#### Data lines

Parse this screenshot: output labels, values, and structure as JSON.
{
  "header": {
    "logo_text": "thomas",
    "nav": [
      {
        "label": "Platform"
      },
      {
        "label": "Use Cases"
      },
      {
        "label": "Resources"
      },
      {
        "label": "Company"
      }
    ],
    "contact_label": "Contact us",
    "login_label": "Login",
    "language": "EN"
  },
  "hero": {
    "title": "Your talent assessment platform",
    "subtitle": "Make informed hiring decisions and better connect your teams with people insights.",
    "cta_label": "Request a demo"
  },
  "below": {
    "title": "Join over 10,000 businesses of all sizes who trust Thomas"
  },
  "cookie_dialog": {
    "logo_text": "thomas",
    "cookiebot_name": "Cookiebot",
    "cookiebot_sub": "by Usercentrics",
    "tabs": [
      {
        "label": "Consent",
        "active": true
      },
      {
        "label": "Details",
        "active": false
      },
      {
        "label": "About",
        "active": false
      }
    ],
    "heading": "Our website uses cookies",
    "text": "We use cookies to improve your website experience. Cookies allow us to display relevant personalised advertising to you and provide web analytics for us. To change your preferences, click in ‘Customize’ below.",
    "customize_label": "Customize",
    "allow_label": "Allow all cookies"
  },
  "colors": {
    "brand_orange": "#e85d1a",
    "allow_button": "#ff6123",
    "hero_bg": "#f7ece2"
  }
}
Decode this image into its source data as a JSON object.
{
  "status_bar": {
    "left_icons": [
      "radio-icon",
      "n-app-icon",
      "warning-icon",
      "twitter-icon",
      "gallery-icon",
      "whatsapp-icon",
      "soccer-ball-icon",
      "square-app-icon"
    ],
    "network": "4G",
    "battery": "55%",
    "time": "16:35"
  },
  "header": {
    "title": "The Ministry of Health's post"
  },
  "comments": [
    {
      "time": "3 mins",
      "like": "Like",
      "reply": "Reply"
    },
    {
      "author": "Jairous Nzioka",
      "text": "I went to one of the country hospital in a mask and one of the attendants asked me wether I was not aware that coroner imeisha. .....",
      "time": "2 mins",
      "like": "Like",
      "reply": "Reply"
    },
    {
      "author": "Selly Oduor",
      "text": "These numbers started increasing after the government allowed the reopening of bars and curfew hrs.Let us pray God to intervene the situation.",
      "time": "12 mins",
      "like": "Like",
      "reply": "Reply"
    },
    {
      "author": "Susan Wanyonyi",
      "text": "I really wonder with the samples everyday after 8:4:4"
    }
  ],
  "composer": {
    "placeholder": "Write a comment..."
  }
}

########

Across the records, how many lines contain "this"? Only the number should be given.

2